Stored entries:
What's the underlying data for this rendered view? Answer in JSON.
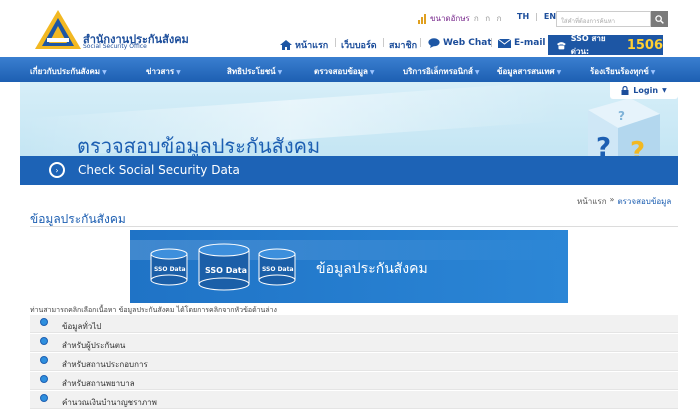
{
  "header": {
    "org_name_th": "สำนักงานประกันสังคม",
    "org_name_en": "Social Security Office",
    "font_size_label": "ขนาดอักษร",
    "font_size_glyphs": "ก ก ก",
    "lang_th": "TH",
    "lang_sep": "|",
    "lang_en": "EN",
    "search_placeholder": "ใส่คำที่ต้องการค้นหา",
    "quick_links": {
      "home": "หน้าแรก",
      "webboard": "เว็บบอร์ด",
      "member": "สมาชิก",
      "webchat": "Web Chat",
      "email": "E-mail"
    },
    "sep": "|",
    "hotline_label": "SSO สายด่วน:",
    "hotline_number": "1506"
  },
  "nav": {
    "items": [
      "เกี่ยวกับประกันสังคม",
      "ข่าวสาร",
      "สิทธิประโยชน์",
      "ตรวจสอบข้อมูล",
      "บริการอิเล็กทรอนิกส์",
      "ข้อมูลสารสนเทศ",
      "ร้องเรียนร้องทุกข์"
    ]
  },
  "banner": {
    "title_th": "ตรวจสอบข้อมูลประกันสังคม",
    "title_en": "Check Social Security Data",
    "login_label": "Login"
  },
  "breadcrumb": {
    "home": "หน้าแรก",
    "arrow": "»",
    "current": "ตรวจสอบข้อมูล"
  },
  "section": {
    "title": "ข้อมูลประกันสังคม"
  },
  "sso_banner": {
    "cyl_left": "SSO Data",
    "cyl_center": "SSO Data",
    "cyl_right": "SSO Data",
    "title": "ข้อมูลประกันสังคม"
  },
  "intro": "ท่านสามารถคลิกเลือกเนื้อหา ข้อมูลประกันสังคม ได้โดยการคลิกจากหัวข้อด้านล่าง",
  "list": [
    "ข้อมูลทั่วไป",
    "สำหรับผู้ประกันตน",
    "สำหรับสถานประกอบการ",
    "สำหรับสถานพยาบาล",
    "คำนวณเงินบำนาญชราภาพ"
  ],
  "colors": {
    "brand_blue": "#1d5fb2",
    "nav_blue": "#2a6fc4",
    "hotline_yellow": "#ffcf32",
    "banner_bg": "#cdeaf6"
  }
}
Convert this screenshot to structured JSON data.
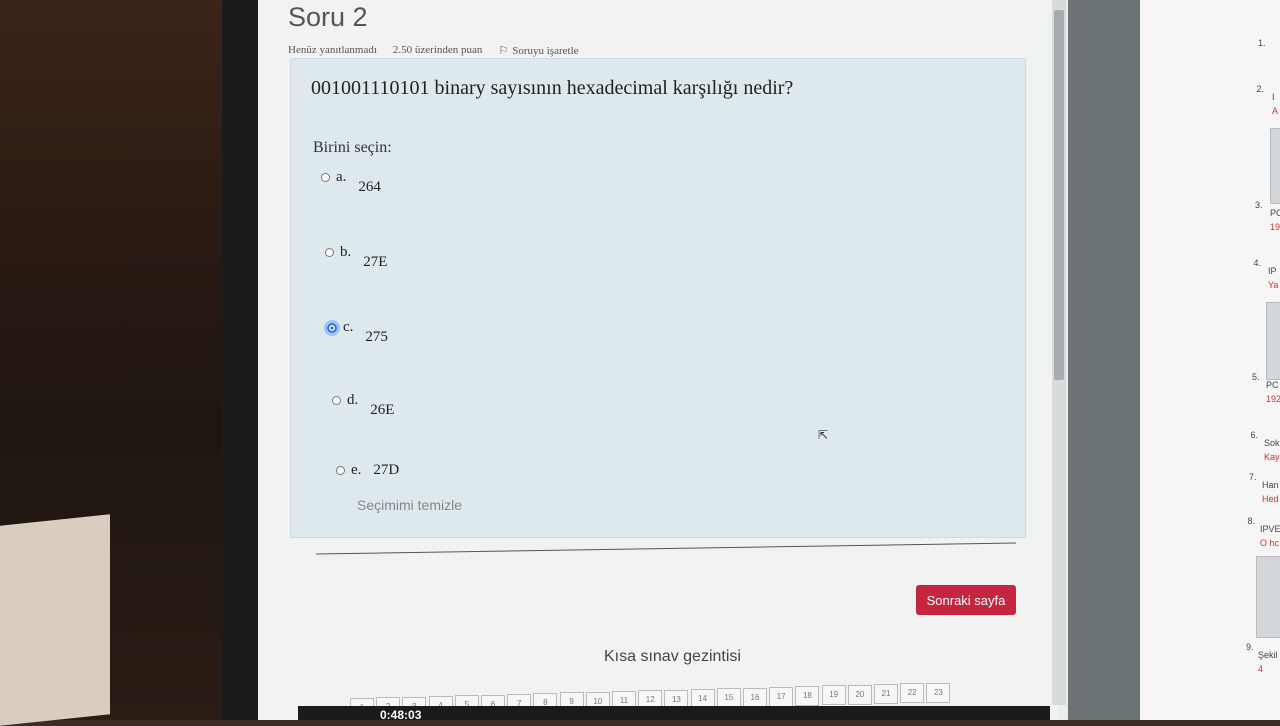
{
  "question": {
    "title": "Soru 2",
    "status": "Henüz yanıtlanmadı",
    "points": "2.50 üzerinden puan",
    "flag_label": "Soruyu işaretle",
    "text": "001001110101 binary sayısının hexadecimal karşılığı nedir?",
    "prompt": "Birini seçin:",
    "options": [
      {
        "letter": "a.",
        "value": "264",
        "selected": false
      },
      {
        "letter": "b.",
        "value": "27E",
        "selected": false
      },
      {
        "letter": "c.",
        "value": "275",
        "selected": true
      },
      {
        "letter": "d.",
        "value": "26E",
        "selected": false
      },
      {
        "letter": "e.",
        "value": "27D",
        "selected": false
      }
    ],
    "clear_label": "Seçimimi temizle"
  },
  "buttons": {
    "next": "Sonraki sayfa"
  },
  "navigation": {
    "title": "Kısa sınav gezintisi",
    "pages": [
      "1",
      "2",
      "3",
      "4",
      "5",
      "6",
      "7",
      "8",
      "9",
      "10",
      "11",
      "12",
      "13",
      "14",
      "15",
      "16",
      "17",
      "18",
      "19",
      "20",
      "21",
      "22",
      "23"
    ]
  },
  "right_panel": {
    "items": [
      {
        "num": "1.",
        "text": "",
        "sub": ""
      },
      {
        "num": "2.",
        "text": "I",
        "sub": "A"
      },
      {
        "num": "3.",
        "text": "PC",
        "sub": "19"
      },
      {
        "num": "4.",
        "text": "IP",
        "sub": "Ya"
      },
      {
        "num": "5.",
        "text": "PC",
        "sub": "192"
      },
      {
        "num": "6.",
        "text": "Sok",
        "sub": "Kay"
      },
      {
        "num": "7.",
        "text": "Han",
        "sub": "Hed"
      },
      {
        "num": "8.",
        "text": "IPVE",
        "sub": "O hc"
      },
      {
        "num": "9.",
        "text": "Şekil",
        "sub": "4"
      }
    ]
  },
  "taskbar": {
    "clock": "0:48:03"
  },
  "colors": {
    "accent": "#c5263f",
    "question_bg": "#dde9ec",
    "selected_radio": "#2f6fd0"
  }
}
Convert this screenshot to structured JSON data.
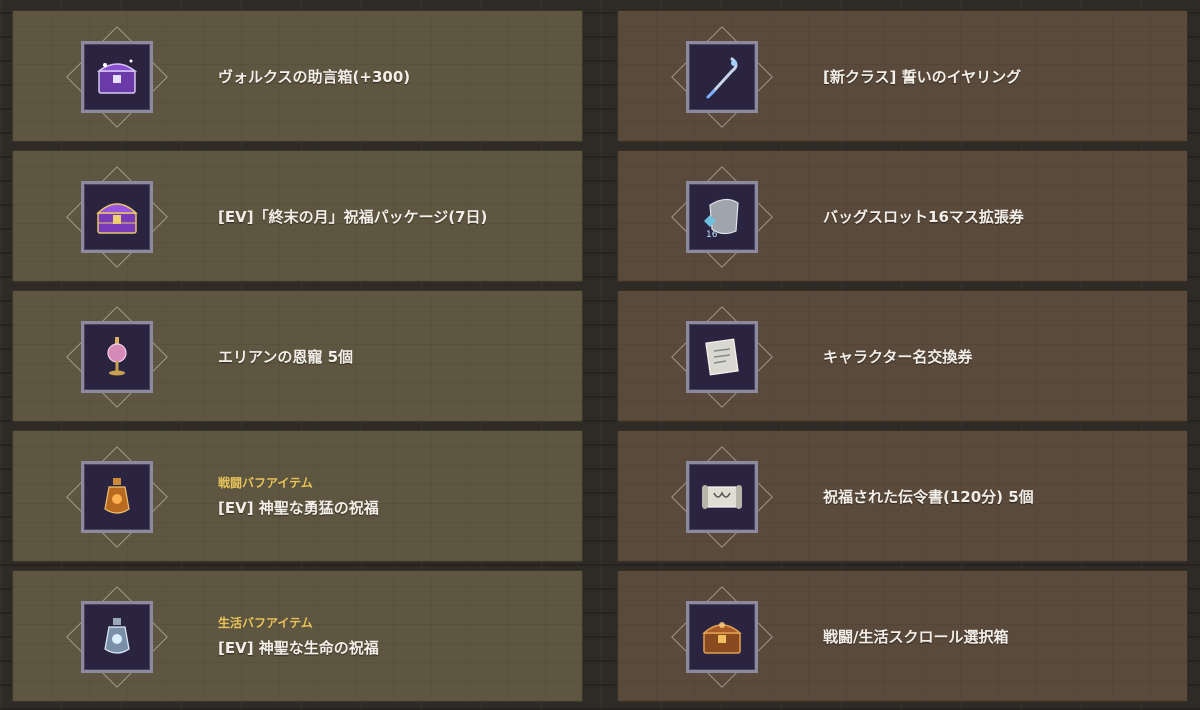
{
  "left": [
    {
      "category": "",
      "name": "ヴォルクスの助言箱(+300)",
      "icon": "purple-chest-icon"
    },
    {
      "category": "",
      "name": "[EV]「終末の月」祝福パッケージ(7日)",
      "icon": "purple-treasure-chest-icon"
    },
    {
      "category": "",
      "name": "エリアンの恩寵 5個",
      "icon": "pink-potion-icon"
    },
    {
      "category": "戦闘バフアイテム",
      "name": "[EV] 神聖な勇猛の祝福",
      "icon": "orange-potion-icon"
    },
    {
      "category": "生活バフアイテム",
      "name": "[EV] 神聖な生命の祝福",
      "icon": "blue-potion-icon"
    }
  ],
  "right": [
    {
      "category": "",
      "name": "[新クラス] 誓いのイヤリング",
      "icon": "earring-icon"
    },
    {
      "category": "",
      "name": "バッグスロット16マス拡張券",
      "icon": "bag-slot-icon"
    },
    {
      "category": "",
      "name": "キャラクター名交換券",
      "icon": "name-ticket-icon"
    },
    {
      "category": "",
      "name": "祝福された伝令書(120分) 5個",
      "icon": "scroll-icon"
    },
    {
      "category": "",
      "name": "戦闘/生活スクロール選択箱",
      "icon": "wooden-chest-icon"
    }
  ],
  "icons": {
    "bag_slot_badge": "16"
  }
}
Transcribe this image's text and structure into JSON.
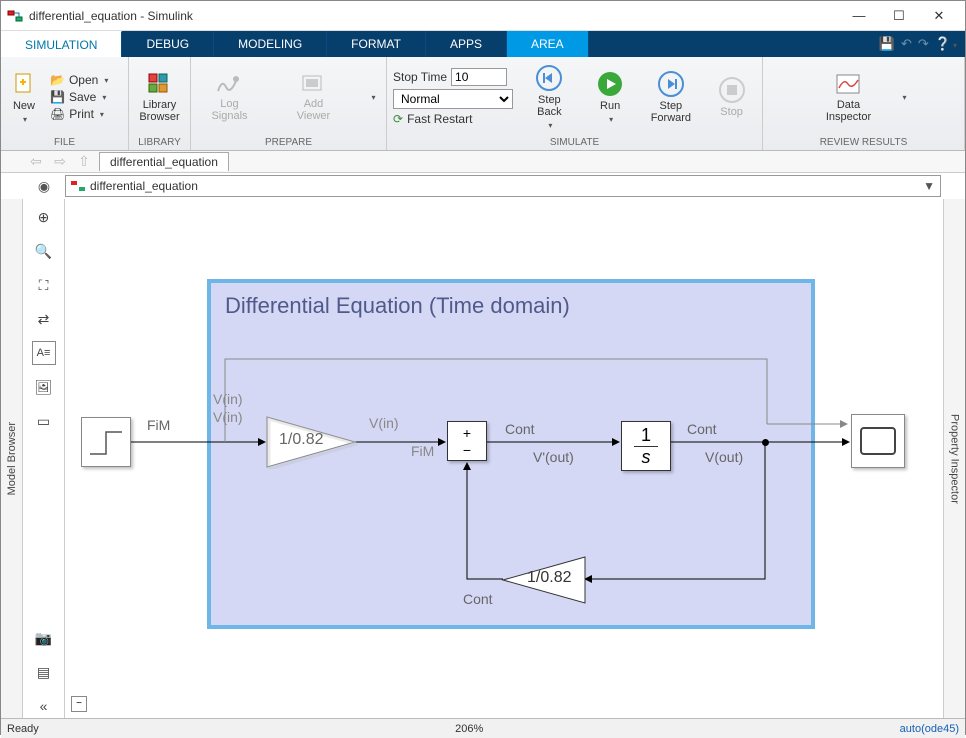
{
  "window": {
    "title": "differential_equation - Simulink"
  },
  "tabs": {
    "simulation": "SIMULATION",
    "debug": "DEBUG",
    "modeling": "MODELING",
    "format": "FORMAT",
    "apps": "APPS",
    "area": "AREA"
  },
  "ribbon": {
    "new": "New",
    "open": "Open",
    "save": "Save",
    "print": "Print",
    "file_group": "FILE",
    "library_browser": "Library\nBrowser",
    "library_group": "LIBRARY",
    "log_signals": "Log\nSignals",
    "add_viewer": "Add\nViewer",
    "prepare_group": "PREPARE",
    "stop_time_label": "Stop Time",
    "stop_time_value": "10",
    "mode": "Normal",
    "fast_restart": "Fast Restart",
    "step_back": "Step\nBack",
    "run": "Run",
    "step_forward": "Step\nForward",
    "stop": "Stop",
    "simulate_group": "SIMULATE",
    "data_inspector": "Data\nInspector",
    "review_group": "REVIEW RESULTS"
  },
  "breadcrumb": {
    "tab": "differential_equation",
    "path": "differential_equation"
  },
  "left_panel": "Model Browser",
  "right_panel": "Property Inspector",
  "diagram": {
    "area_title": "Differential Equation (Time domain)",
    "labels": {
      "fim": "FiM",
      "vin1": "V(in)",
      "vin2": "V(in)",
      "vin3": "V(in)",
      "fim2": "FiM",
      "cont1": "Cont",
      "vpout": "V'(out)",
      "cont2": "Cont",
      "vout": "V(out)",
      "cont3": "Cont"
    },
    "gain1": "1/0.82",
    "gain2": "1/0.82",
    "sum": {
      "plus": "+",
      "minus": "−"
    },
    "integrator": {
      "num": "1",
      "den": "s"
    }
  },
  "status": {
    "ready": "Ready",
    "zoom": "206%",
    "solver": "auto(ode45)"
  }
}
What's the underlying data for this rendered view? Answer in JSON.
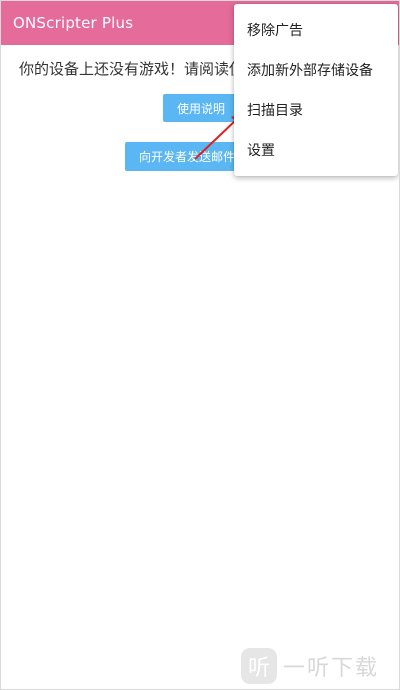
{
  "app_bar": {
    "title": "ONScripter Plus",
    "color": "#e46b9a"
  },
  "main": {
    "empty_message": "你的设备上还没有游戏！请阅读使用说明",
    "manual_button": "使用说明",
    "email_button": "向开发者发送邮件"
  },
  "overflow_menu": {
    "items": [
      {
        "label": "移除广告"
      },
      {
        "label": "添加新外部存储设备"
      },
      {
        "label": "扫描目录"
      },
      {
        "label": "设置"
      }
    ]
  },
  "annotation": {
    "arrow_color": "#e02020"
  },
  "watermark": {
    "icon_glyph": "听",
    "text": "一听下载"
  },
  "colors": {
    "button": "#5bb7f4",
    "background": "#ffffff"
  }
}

YOUR TASK:
Report the number of lines in the listing where the string "Security" appears, and nothing besides.

SOLUTION FOR THIS TASK:
2